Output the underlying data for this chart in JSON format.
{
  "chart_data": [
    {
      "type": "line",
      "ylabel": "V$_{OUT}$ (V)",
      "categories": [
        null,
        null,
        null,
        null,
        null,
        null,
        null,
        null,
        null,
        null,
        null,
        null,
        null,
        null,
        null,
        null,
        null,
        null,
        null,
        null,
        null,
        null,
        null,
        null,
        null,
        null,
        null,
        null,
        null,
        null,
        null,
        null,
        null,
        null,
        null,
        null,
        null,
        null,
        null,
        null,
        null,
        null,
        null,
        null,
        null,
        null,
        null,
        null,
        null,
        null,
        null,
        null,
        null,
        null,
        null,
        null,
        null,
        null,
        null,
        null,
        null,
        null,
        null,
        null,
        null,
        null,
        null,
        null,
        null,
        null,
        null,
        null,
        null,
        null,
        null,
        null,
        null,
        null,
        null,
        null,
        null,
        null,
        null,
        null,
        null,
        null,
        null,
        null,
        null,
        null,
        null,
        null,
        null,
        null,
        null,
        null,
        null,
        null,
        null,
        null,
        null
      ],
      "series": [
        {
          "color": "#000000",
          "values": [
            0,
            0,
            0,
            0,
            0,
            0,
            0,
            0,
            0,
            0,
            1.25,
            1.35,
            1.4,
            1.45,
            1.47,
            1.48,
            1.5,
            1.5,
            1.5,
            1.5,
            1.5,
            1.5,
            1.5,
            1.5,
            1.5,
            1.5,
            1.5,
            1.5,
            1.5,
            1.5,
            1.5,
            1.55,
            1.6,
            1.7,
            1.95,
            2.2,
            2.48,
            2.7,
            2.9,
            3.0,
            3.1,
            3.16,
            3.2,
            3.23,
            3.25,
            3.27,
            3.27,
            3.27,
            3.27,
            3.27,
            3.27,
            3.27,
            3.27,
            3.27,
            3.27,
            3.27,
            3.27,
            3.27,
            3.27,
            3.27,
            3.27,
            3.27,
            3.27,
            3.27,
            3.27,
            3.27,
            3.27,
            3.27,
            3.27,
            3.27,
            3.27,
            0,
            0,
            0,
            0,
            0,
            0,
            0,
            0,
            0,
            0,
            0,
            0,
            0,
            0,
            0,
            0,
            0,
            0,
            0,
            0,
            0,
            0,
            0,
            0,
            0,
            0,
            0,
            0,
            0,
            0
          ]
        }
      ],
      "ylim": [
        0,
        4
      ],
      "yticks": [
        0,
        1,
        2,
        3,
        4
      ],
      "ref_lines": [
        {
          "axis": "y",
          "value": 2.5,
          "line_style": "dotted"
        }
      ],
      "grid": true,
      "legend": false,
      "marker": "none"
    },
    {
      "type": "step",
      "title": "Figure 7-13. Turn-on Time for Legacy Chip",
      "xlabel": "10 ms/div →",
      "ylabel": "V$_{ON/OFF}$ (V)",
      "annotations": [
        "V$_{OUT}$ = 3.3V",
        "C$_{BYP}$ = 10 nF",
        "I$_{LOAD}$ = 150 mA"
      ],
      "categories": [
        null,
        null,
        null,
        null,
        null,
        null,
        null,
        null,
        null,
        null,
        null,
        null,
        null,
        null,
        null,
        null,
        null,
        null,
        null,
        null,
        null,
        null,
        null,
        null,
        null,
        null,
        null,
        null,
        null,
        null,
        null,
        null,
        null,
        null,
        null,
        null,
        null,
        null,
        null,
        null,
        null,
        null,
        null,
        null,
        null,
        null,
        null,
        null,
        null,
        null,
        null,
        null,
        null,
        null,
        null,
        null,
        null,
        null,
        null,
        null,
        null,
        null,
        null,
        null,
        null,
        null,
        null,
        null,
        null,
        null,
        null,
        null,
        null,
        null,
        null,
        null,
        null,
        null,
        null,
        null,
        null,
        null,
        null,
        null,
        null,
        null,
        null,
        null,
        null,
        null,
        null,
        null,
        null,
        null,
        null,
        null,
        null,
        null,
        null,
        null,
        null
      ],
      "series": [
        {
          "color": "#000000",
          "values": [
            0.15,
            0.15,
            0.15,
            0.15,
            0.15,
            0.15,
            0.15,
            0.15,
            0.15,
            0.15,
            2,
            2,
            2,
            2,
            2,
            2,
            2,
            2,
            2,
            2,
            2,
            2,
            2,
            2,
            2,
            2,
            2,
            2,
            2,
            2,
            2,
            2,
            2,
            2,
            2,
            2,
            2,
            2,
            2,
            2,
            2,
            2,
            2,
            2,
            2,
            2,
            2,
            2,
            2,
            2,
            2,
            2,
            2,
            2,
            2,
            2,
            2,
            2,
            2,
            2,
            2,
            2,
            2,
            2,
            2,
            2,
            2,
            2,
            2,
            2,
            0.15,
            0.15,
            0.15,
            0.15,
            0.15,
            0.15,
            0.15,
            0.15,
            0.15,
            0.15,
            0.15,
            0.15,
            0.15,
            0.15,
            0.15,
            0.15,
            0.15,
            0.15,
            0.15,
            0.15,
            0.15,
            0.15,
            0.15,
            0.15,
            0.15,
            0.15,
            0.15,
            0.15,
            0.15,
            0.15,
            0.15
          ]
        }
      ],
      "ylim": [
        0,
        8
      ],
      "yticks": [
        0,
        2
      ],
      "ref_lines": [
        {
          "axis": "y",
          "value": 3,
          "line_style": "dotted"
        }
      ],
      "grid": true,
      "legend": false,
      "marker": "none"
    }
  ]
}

> **REQUIREMENT**:
Output the listing above word for word.

> **SOLUTION TO THIS EXERCISE**:
Output the underlying data for this chart in JSON format.
{
  "chart_data": [
    {
      "type": "line",
      "ylabel": "V$_{OUT}$ (V)",
      "categories": [
        null,
        null,
        null,
        null,
        null,
        null,
        null,
        null,
        null,
        null,
        null,
        null,
        null,
        null,
        null,
        null,
        null,
        null,
        null,
        null,
        null,
        null,
        null,
        null,
        null,
        null,
        null,
        null,
        null,
        null,
        null,
        null,
        null,
        null,
        null,
        null,
        null,
        null,
        null,
        null,
        null,
        null,
        null,
        null,
        null,
        null,
        null,
        null,
        null,
        null,
        null,
        null,
        null,
        null,
        null,
        null,
        null,
        null,
        null,
        null,
        null,
        null,
        null,
        null,
        null,
        null,
        null,
        null,
        null,
        null,
        null,
        null,
        null,
        null,
        null,
        null,
        null,
        null,
        null,
        null,
        null,
        null,
        null,
        null,
        null,
        null,
        null,
        null,
        null,
        null,
        null,
        null,
        null,
        null,
        null,
        null,
        null,
        null,
        null,
        null,
        null
      ],
      "series": [
        {
          "color": "#000000",
          "values": [
            0,
            0,
            0,
            0,
            0,
            0,
            0,
            0,
            0,
            0,
            1.25,
            1.35,
            1.4,
            1.45,
            1.47,
            1.48,
            1.5,
            1.5,
            1.5,
            1.5,
            1.5,
            1.5,
            1.5,
            1.5,
            1.5,
            1.5,
            1.5,
            1.5,
            1.5,
            1.5,
            1.5,
            1.55,
            1.6,
            1.7,
            1.95,
            2.2,
            2.48,
            2.7,
            2.9,
            3.0,
            3.1,
            3.16,
            3.2,
            3.23,
            3.25,
            3.27,
            3.27,
            3.27,
            3.27,
            3.27,
            3.27,
            3.27,
            3.27,
            3.27,
            3.27,
            3.27,
            3.27,
            3.27,
            3.27,
            3.27,
            3.27,
            3.27,
            3.27,
            3.27,
            3.27,
            3.27,
            3.27,
            3.27,
            3.27,
            3.27,
            3.27,
            0,
            0,
            0,
            0,
            0,
            0,
            0,
            0,
            0,
            0,
            0,
            0,
            0,
            0,
            0,
            0,
            0,
            0,
            0,
            0,
            0,
            0,
            0,
            0,
            0,
            0,
            0,
            0,
            0,
            0
          ]
        }
      ],
      "ylim": [
        0,
        4
      ],
      "yticks": [
        0,
        1,
        2,
        3,
        4
      ],
      "ref_lines": [
        {
          "axis": "y",
          "value": 2.5,
          "line_style": "dotted"
        }
      ],
      "grid": true,
      "legend": false,
      "marker": "none"
    },
    {
      "type": "step",
      "title": "Figure 7-13. Turn-on Time for Legacy Chip",
      "xlabel": "10 ms/div →",
      "ylabel": "V$_{ON/OFF}$ (V)",
      "annotations": [
        "V$_{OUT}$ = 3.3V",
        "C$_{BYP}$ = 10 nF",
        "I$_{LOAD}$ = 150 mA"
      ],
      "categories": [
        null,
        null,
        null,
        null,
        null,
        null,
        null,
        null,
        null,
        null,
        null,
        null,
        null,
        null,
        null,
        null,
        null,
        null,
        null,
        null,
        null,
        null,
        null,
        null,
        null,
        null,
        null,
        null,
        null,
        null,
        null,
        null,
        null,
        null,
        null,
        null,
        null,
        null,
        null,
        null,
        null,
        null,
        null,
        null,
        null,
        null,
        null,
        null,
        null,
        null,
        null,
        null,
        null,
        null,
        null,
        null,
        null,
        null,
        null,
        null,
        null,
        null,
        null,
        null,
        null,
        null,
        null,
        null,
        null,
        null,
        null,
        null,
        null,
        null,
        null,
        null,
        null,
        null,
        null,
        null,
        null,
        null,
        null,
        null,
        null,
        null,
        null,
        null,
        null,
        null,
        null,
        null,
        null,
        null,
        null,
        null,
        null,
        null,
        null,
        null,
        null
      ],
      "series": [
        {
          "color": "#000000",
          "values": [
            0.15,
            0.15,
            0.15,
            0.15,
            0.15,
            0.15,
            0.15,
            0.15,
            0.15,
            0.15,
            2,
            2,
            2,
            2,
            2,
            2,
            2,
            2,
            2,
            2,
            2,
            2,
            2,
            2,
            2,
            2,
            2,
            2,
            2,
            2,
            2,
            2,
            2,
            2,
            2,
            2,
            2,
            2,
            2,
            2,
            2,
            2,
            2,
            2,
            2,
            2,
            2,
            2,
            2,
            2,
            2,
            2,
            2,
            2,
            2,
            2,
            2,
            2,
            2,
            2,
            2,
            2,
            2,
            2,
            2,
            2,
            2,
            2,
            2,
            2,
            0.15,
            0.15,
            0.15,
            0.15,
            0.15,
            0.15,
            0.15,
            0.15,
            0.15,
            0.15,
            0.15,
            0.15,
            0.15,
            0.15,
            0.15,
            0.15,
            0.15,
            0.15,
            0.15,
            0.15,
            0.15,
            0.15,
            0.15,
            0.15,
            0.15,
            0.15,
            0.15,
            0.15,
            0.15,
            0.15,
            0.15
          ]
        }
      ],
      "ylim": [
        0,
        8
      ],
      "yticks": [
        0,
        2
      ],
      "ref_lines": [
        {
          "axis": "y",
          "value": 3,
          "line_style": "dotted"
        }
      ],
      "grid": true,
      "legend": false,
      "marker": "none"
    }
  ]
}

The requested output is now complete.